### What you have to do:
Only the pictures are omitted; repeat all other data exactly.

### Records shown:
____
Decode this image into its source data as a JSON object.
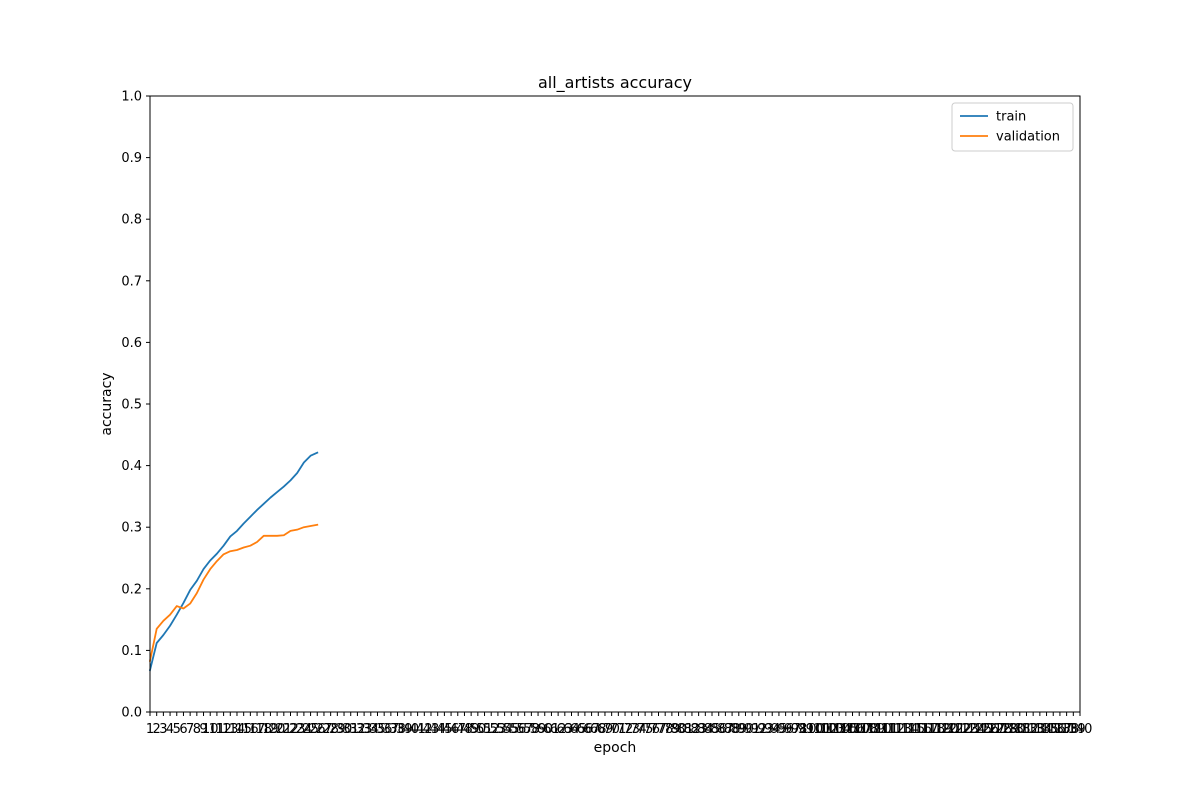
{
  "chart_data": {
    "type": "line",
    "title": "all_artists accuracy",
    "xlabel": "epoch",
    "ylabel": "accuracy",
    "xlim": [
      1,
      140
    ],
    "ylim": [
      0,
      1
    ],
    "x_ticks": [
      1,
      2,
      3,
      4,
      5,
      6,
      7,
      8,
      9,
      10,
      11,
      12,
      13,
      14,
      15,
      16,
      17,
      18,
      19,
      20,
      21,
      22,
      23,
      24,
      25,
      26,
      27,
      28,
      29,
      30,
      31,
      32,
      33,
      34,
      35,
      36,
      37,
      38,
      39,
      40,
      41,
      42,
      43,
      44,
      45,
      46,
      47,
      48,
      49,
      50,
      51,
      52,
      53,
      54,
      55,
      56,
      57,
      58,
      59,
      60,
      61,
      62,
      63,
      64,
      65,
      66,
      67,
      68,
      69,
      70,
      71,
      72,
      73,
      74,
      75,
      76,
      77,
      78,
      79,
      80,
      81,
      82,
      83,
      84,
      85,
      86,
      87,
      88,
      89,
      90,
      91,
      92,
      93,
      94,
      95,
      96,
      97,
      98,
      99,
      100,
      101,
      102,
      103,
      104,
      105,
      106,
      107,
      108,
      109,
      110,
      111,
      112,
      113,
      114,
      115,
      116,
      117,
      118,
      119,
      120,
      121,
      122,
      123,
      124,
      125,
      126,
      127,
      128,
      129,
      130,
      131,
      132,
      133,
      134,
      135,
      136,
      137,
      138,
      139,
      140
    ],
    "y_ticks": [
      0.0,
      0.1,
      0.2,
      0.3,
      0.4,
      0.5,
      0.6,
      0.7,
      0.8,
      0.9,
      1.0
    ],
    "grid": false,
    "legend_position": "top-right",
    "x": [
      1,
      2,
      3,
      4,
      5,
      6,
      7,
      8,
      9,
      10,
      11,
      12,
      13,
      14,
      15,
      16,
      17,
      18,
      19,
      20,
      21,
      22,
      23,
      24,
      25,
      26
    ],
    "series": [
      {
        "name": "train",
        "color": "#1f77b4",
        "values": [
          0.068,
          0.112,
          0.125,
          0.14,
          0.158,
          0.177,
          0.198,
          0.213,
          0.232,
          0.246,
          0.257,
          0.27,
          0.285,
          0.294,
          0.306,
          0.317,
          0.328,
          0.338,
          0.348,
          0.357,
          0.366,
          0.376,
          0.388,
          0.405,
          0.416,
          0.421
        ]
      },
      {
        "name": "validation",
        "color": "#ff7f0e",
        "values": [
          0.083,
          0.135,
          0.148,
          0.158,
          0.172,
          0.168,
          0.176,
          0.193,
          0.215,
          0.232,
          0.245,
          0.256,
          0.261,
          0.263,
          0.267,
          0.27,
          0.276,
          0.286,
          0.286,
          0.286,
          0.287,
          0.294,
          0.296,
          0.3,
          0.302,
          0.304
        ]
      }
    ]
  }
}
____
### Reply to the exercise:
Decode this image into its source data as a JSON object.
{
  "chart_data": {
    "type": "line",
    "title": "all_artists accuracy",
    "xlabel": "epoch",
    "ylabel": "accuracy",
    "xlim": [
      1,
      140
    ],
    "ylim": [
      0,
      1
    ],
    "x_ticks": [
      1,
      2,
      3,
      4,
      5,
      6,
      7,
      8,
      9,
      10,
      11,
      12,
      13,
      14,
      15,
      16,
      17,
      18,
      19,
      20,
      21,
      22,
      23,
      24,
      25,
      26,
      27,
      28,
      29,
      30,
      31,
      32,
      33,
      34,
      35,
      36,
      37,
      38,
      39,
      40,
      41,
      42,
      43,
      44,
      45,
      46,
      47,
      48,
      49,
      50,
      51,
      52,
      53,
      54,
      55,
      56,
      57,
      58,
      59,
      60,
      61,
      62,
      63,
      64,
      65,
      66,
      67,
      68,
      69,
      70,
      71,
      72,
      73,
      74,
      75,
      76,
      77,
      78,
      79,
      80,
      81,
      82,
      83,
      84,
      85,
      86,
      87,
      88,
      89,
      90,
      91,
      92,
      93,
      94,
      95,
      96,
      97,
      98,
      99,
      100,
      101,
      102,
      103,
      104,
      105,
      106,
      107,
      108,
      109,
      110,
      111,
      112,
      113,
      114,
      115,
      116,
      117,
      118,
      119,
      120,
      121,
      122,
      123,
      124,
      125,
      126,
      127,
      128,
      129,
      130,
      131,
      132,
      133,
      134,
      135,
      136,
      137,
      138,
      139,
      140
    ],
    "y_ticks": [
      0.0,
      0.1,
      0.2,
      0.3,
      0.4,
      0.5,
      0.6,
      0.7,
      0.8,
      0.9,
      1.0
    ],
    "grid": false,
    "legend_position": "top-right",
    "x": [
      1,
      2,
      3,
      4,
      5,
      6,
      7,
      8,
      9,
      10,
      11,
      12,
      13,
      14,
      15,
      16,
      17,
      18,
      19,
      20,
      21,
      22,
      23,
      24,
      25,
      26
    ],
    "series": [
      {
        "name": "train",
        "color": "#1f77b4",
        "values": [
          0.068,
          0.112,
          0.125,
          0.14,
          0.158,
          0.177,
          0.198,
          0.213,
          0.232,
          0.246,
          0.257,
          0.27,
          0.285,
          0.294,
          0.306,
          0.317,
          0.328,
          0.338,
          0.348,
          0.357,
          0.366,
          0.376,
          0.388,
          0.405,
          0.416,
          0.421
        ]
      },
      {
        "name": "validation",
        "color": "#ff7f0e",
        "values": [
          0.083,
          0.135,
          0.148,
          0.158,
          0.172,
          0.168,
          0.176,
          0.193,
          0.215,
          0.232,
          0.245,
          0.256,
          0.261,
          0.263,
          0.267,
          0.27,
          0.276,
          0.286,
          0.286,
          0.286,
          0.287,
          0.294,
          0.296,
          0.3,
          0.302,
          0.304
        ]
      }
    ]
  }
}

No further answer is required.